#48: Weirdness will not save you (but it might save humanity)
Down the road from me is a local bar that used to be an old auction house. They distill their own spirits; the bartenders are goths; and on Thursday nights they host something called “Bless Your Heart Trivia.”
The building is a squat, sprawling warehouse. Half the space is crowded with storage shelves and you know, distillery stuff. The other half features a sparkly little stage and some very wobbly picnic tables. The walls are cluttered with vintage Christmas and faded portraits of Loretta Lynn and Conway Twitty.
You could call this place a lot of things – a hidden gem, a local secret, a dive bar, a honky tonk.
Most of us just call it Eda's, because that's it's name.
It’s a weird place, but it’s the best. Its weirdness is what makes it good.
In The Twisted Tale of Amanda Knox (on Hulu), weirdness is a massive liability. Knox was only 20 years old when the Italian courts wrongly convicted of her roommate’s murder.
Knox was absolutely eviscerated in the press, portrayed as a sex-crazed orgy monster who masterminded the whole thing.
In one episode, Knox’s lawyers and family are frustrated with her goofball behavior in court. Making faces at her boyfriend. Clumsily trying to defend herself in broken Italian, and making no sense. One day she shows up in a graphic tee emblazoned with “ALL YOU NEED IS LOVE.”

▸ Material provided
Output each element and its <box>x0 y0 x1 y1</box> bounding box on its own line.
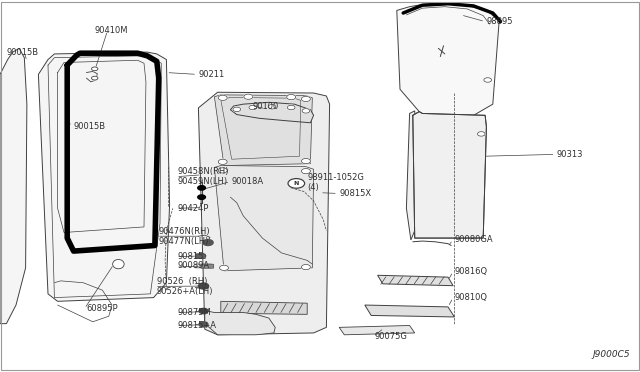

▸ What is needed
Can you continue the weirdness essay, starting right after its last sentence? The data has no connection to the weirdness essay.

▸ Written reply
“She’s never gonna see it,” says Amanda’s sister. “The way you all want her to see things? The way the world sees things? She’s not going to, she’s stubborn.”
No matter what anyone tells her, Amanda seems incapable of reining it in. She’s too young (and stubborn) to change her demeanor because of what other people think. Even when it costs her dearly.
At every turn, Amanda Knox does the absolute weirdest thing she could possibly do. It’s like she can’t help but be anything other than herself, no matter WHAT.
She’s irrepressible.
And I think that’s the energy we all need to be channeling right now.
Weirdness isn’t safe. It’s not always comfortable.
But it is always, irrepressibly, human.
Last winter I drove two hours to see Keanu Reeves’ band play at The Fillmore Underground in Charlotte, NC (yes, really, I have photos to prove it).
The Fillmore Underground is what a corporate muckity-muck would build if they were trying to make a sanitized theme-park ride called “rock club.” The whiskey-gingers were $28. The security guards were assholes, and everywhere. The bathroom was clean and graffiti-free.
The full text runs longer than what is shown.